**SHORT PROBLEM:** Write out all of the records precisely. Skip anything that is a picture.

--- ITEMS ---

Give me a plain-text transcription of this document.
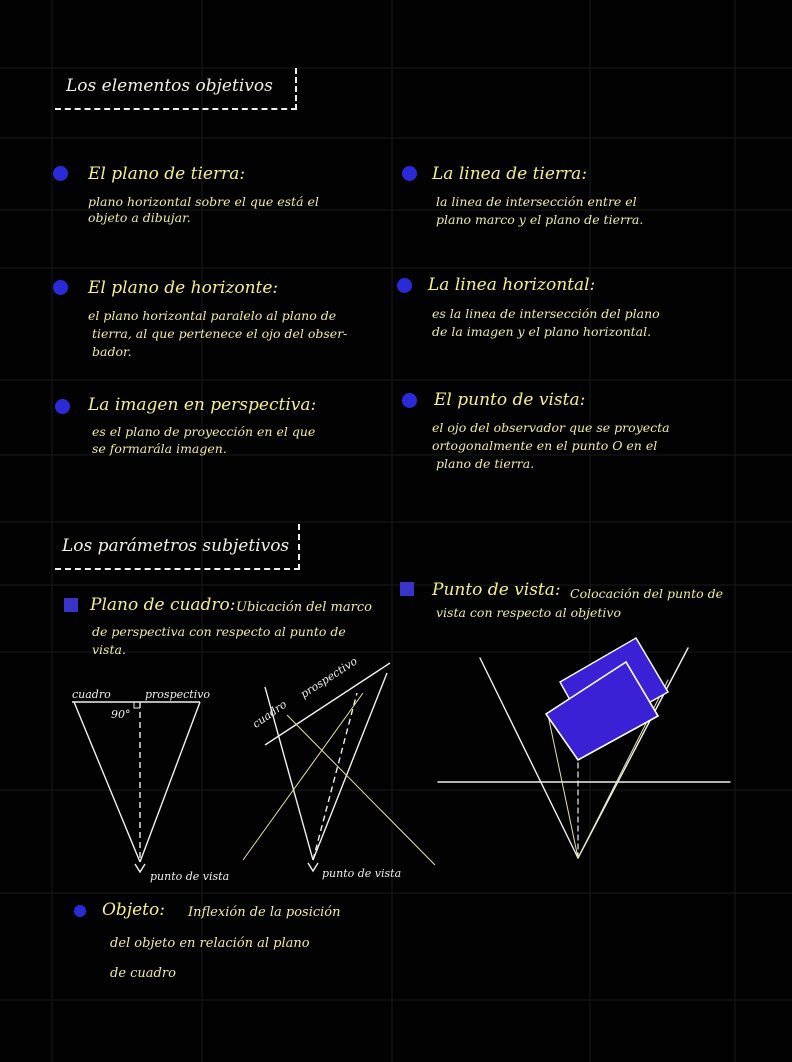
Los elementos objetivos
El plano de tierra:
plano horizontal sobre el que está el
objeto a dibujar.
La linea de tierra:
la linea de intersección entre el
plano marco y el plano de tierra.
El plano de horizonte:
el plano horizontal paralelo al plano de
tierra, al que pertenece el ojo del obser-
bador.
La linea horizontal:
es la linea de intersección del plano
de la imagen y el plano horizontal.
La imagen en perspectiva:
es el plano de proyección en el que
se formarála imagen.
El punto de vista:
el ojo del observador que se proyecta
ortogonalmente en el punto O en el
plano de tierra.
Los parámetros subjetivos
Plano de cuadro: Ubicación del marco
de perspectiva con respecto al punto de
vista.
Punto de vista: Colocación del punto de
vista con respecto al objetivo
cuadro	prospectivo
90°
punto de vista
cuadro
prospectivo
punto de vista
Objeto: Inflexión de la posición
del objeto en relación al plano
de cuadro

---

**RESPONSE FOR THIS EXERCISE:**
Give me a plain-text transcription of this document.
Los elementos objetivos
El plano de tierra:
plano horizontal sobre el que está el
objeto a dibujar.
La linea de tierra:
la linea de intersección entre el
plano marco y el plano de tierra.
El plano de horizonte:
el plano horizontal paralelo al plano de
tierra, al que pertenece el ojo del obser-
bador.
La linea horizontal:
es la linea de intersección del plano
de la imagen y el plano horizontal.
La imagen en perspectiva:
es el plano de proyección en el que
se formarála imagen.
El punto de vista:
el ojo del observador que se proyecta
ortogonalmente en el punto O en el
plano de tierra.
Los parámetros subjetivos
Plano de cuadro: Ubicación del marco
de perspectiva con respecto al punto de
vista.
Punto de vista: Colocación del punto de
vista con respecto al objetivo
cuadro	prospectivo
90°
punto de vista
cuadro
prospectivo
punto de vista
Objeto: Inflexión de la posición
del objeto en relación al plano
de cuadro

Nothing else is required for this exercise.